## Written exercise
Pull out each line of the records that contains the string "card", treating uppercase and lowercase as different, and copy those lines unchanged.

-*-

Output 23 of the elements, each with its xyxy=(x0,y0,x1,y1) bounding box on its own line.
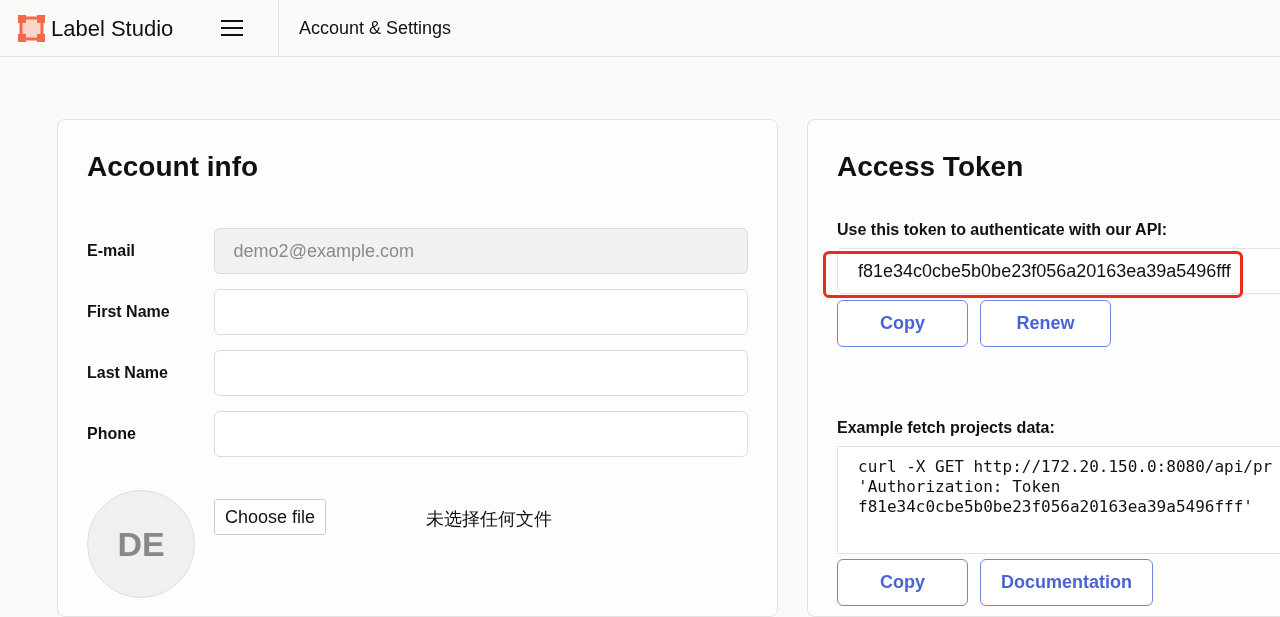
copy-button[interactable]: Copy xyxy=(837,559,968,606)
input-field[interactable] xyxy=(213,289,748,335)
field-label: Example fetch projects data: xyxy=(837,418,1056,438)
brand-name: Label Studio xyxy=(51,14,174,43)
action-button[interactable]: Renew xyxy=(980,300,1111,347)
field-label: Last Name xyxy=(87,363,169,383)
file-status: 未选择任何文件 xyxy=(426,508,553,531)
field-label: E-mail xyxy=(87,241,136,261)
field-label: Use this token to authenticate with our API: xyxy=(837,220,1169,240)
logo-icon xyxy=(18,14,45,42)
choose-file-button[interactable]: Choose file xyxy=(214,499,327,535)
menu-icon[interactable] xyxy=(221,20,244,36)
card-title: Account info xyxy=(87,150,260,184)
token-field[interactable]: f81e34c0cbe5b0be23f056a20163ea39a5496fff xyxy=(837,248,1280,294)
field-label: First Name xyxy=(87,302,171,322)
card-title: Access Token xyxy=(837,150,1025,184)
input-field[interactable] xyxy=(213,350,748,396)
input-field[interactable] xyxy=(213,411,748,457)
field-label: Phone xyxy=(87,424,137,444)
action-button[interactable]: Documentation xyxy=(980,559,1153,606)
code-block: curl -X GET http://172.20.150.0:8080/api/pr 'Authorization: Token f81e34c0cbe5b0be23f056a20163ea39a5496fff' xyxy=(837,446,1280,554)
page-title: Account & Settings xyxy=(299,16,452,40)
copy-button[interactable]: Copy xyxy=(837,300,968,347)
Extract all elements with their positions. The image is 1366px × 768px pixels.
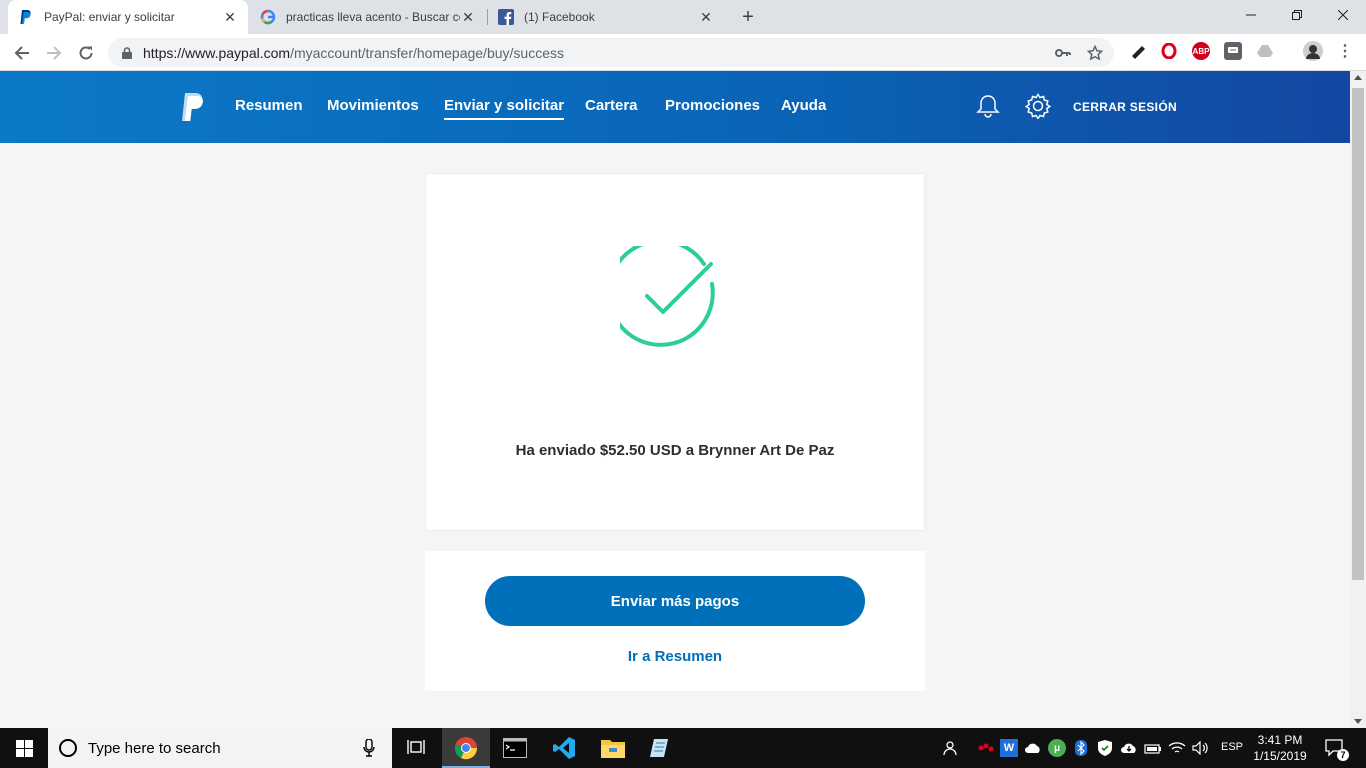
vscode-taskbar-icon[interactable]: [540, 728, 588, 768]
minimize-button[interactable]: [1228, 0, 1274, 30]
go-to-summary-link[interactable]: Ir a Resumen: [425, 648, 925, 665]
windows-start-button[interactable]: [0, 728, 48, 768]
windows-taskbar: Type here to search W μ ESP 3:41 PM 1/15…: [0, 728, 1366, 768]
nav-cartera[interactable]: Cartera: [585, 97, 638, 114]
close-tab-icon[interactable]: ✕: [222, 9, 238, 25]
paypal-header: Resumen Movimientos Enviar y solicitar C…: [0, 71, 1350, 143]
forward-button[interactable]: [40, 39, 68, 67]
extension-usb-icon[interactable]: [1128, 42, 1146, 60]
url-host: https://www.paypal.com: [143, 44, 291, 61]
bluetooth-icon[interactable]: [1072, 739, 1090, 757]
scroll-up-icon[interactable]: [1354, 75, 1362, 80]
extension-opera-icon[interactable]: [1160, 42, 1178, 60]
back-button[interactable]: [8, 39, 36, 67]
logout-link[interactable]: CERRAR SESIÓN: [1073, 100, 1177, 114]
paypal-favicon-icon: [18, 9, 34, 25]
search-placeholder: Type here to search: [88, 739, 221, 757]
success-card: Ha enviado $52.50 USD a Brynner Art De P…: [425, 173, 925, 531]
reload-button[interactable]: [72, 39, 100, 67]
new-tab-button[interactable]: +: [737, 7, 759, 29]
people-icon[interactable]: [940, 739, 958, 757]
google-favicon-icon: [260, 9, 276, 25]
nav-ayuda[interactable]: Ayuda: [781, 97, 826, 114]
volume-icon[interactable]: [1192, 739, 1210, 757]
tab-paypal[interactable]: PayPal: enviar y solicitar ✕: [8, 0, 248, 34]
notepad-taskbar-icon[interactable]: [638, 728, 686, 768]
send-more-payments-button[interactable]: Enviar más pagos: [485, 576, 865, 626]
tab-title: PayPal: enviar y solicitar: [44, 10, 175, 24]
tab-facebook[interactable]: (1) Facebook ✕: [488, 0, 724, 34]
clock-time: 3:41 PM: [1257, 733, 1303, 747]
taskbar-search-box[interactable]: Type here to search: [48, 728, 392, 768]
wifi-icon[interactable]: [1168, 739, 1186, 757]
nav-promociones[interactable]: Promociones: [665, 97, 760, 114]
extension-chat-icon[interactable]: [1224, 42, 1242, 60]
defender-shield-icon[interactable]: [1096, 739, 1114, 757]
file-explorer-taskbar-icon[interactable]: [589, 728, 637, 768]
success-check-icon: [606, 238, 730, 356]
close-tab-icon[interactable]: ✕: [460, 9, 476, 25]
nav-enviar-y-solicitar[interactable]: Enviar y solicitar: [444, 97, 565, 120]
cloud-download-icon[interactable]: [1120, 739, 1138, 757]
profile-avatar[interactable]: [1303, 41, 1323, 61]
tab-title: (1) Facebook: [524, 10, 595, 24]
cortana-icon: [59, 739, 77, 757]
nav-resumen[interactable]: Resumen: [235, 97, 303, 114]
page-scrollbar[interactable]: [1350, 71, 1366, 728]
restore-button[interactable]: [1274, 0, 1320, 30]
utorrent-icon[interactable]: μ: [1048, 739, 1066, 757]
close-window-button[interactable]: [1320, 0, 1366, 30]
success-message: Ha enviado $52.50 USD a Brynner Art De P…: [515, 442, 835, 459]
url-path: /myaccount/transfer/homepage/buy/success: [290, 44, 564, 61]
extension-adblock-icon[interactable]: ABP: [1192, 42, 1210, 60]
settings-gear-icon[interactable]: [1024, 93, 1052, 120]
browser-tab-strip: PayPal: enviar y solicitar ✕ practicas l…: [0, 0, 1366, 34]
notification-count-badge: 7: [1337, 749, 1349, 761]
scrollbar-thumb[interactable]: [1352, 88, 1364, 580]
battery-icon[interactable]: [1144, 739, 1162, 757]
onedrive-icon[interactable]: [1024, 739, 1042, 757]
paypal-logo-icon[interactable]: [180, 93, 208, 121]
scroll-down-icon[interactable]: [1354, 719, 1362, 724]
tab-title: practicas lleva acento - Buscar co: [286, 10, 460, 24]
input-language[interactable]: ESP: [1221, 741, 1243, 753]
address-bar[interactable]: https://www.paypal.com/myaccount/transfe…: [108, 38, 1114, 67]
actions-card: Enviar más pagos Ir a Resumen: [425, 551, 925, 691]
tray-app-red-icon[interactable]: [977, 739, 995, 757]
nav-movimientos[interactable]: Movimientos: [327, 97, 419, 114]
microphone-icon[interactable]: [358, 737, 380, 759]
clock-date: 1/15/2019: [1253, 749, 1307, 763]
key-icon[interactable]: [1054, 44, 1072, 62]
chrome-taskbar-icon[interactable]: [442, 728, 490, 768]
facebook-favicon-icon: [498, 9, 514, 25]
close-tab-icon[interactable]: ✕: [698, 9, 714, 25]
task-view-icon[interactable]: [392, 728, 440, 768]
browser-menu-icon[interactable]: ⋮: [1336, 42, 1354, 60]
lock-icon: [120, 46, 134, 60]
tray-app-w-icon[interactable]: W: [1000, 739, 1018, 757]
extension-drive-icon[interactable]: [1256, 42, 1274, 60]
terminal-taskbar-icon[interactable]: [491, 728, 539, 768]
tab-google[interactable]: practicas lleva acento - Buscar co ✕: [250, 0, 486, 34]
taskbar-clock[interactable]: 3:41 PM 1/15/2019: [1248, 732, 1312, 764]
notifications-bell-icon[interactable]: [975, 93, 1001, 119]
bookmark-star-icon[interactable]: [1086, 44, 1104, 62]
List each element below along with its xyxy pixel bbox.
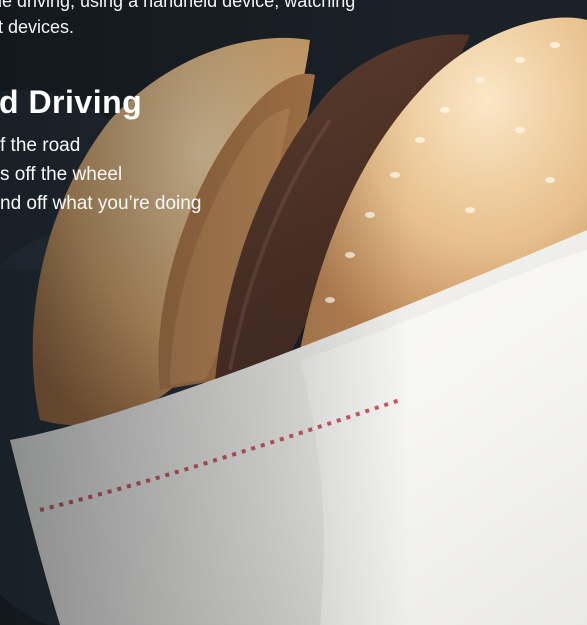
section-heading: d Driving <box>0 84 143 120</box>
list-item: nd off what you’re doing <box>0 193 202 214</box>
intro-line-1: le driving, using a handheld device, wat… <box>0 0 356 11</box>
hero-banner: le driving, using a handheld device, wat… <box>0 0 587 625</box>
intro-line-2: t devices. <box>0 17 75 37</box>
list-item: f the road <box>0 135 81 156</box>
distraction-list: f the road s off the wheel nd off what y… <box>0 131 201 218</box>
list-item: s off the wheel <box>0 164 123 185</box>
intro-paragraph: le driving, using a handheld device, wat… <box>0 0 468 40</box>
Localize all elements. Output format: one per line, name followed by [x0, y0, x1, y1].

-*-

## Problem solution
card-title: Account info xyxy=(87,150,260,184)
card-title: Access Token xyxy=(837,150,1025,184)
success-card: Ha enviado $52.50 USD a Brynner Art De P…: [425, 173, 925, 531]
actions-card: Enviar más pagos Ir a Resumen: [425, 551, 925, 691]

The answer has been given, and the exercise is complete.